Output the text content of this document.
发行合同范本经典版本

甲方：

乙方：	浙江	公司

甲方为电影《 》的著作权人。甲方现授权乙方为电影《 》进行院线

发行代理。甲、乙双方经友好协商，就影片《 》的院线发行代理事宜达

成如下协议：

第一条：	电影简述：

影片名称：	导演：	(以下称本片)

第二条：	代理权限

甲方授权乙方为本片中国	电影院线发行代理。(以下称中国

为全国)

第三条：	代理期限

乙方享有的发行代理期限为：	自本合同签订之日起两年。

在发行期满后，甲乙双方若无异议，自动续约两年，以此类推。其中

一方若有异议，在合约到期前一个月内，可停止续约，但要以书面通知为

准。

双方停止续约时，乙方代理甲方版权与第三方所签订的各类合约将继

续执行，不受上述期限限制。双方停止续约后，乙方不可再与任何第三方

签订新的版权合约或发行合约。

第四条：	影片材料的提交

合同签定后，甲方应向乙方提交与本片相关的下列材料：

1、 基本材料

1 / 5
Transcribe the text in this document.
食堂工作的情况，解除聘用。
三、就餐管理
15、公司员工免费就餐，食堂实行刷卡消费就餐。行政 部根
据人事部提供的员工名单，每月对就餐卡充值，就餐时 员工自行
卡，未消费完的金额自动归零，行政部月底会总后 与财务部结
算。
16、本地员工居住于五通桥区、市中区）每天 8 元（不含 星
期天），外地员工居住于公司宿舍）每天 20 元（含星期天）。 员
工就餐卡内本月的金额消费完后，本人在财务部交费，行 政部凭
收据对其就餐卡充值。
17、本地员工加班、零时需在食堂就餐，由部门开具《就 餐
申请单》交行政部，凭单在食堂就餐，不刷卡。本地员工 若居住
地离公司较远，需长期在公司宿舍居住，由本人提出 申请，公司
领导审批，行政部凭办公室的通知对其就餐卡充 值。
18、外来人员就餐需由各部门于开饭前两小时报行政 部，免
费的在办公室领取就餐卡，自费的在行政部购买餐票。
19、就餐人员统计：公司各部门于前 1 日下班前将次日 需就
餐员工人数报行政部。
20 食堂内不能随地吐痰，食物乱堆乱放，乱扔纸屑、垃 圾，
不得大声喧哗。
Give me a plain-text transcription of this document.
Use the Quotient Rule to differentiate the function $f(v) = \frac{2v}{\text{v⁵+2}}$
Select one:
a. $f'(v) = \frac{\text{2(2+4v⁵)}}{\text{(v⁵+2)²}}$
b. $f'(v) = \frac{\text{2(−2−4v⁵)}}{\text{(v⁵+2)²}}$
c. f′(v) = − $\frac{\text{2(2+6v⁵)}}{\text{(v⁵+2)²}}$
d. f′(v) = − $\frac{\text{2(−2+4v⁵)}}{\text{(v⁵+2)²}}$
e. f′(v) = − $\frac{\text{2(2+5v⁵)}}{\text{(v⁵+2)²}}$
# # #
Work required: Exactly reproduce the lines beginning with the one that contains "Give me a plain-text" and ending with the last line of the material, both included. Leave out everything else.

Written reply:
Give me a plain-text transcription of this document.
Use the Quotient Rule to differentiate the function $f(v) = \frac{2v}{\text{v⁵+2}}$
Select one:
a. $f'(v) = \frac{\text{2(2+4v⁵)}}{\text{(v⁵+2)²}}$
b. $f'(v) = \frac{\text{2(−2−4v⁵)}}{\text{(v⁵+2)²}}$
c. f′(v) = − $\frac{\text{2(2+6v⁵)}}{\text{(v⁵+2)²}}$
d. f′(v) = − $\frac{\text{2(−2+4v⁵)}}{\text{(v⁵+2)²}}$
e. f′(v) = − $\frac{\text{2(2+5v⁵)}}{\text{(v⁵+2)²}}$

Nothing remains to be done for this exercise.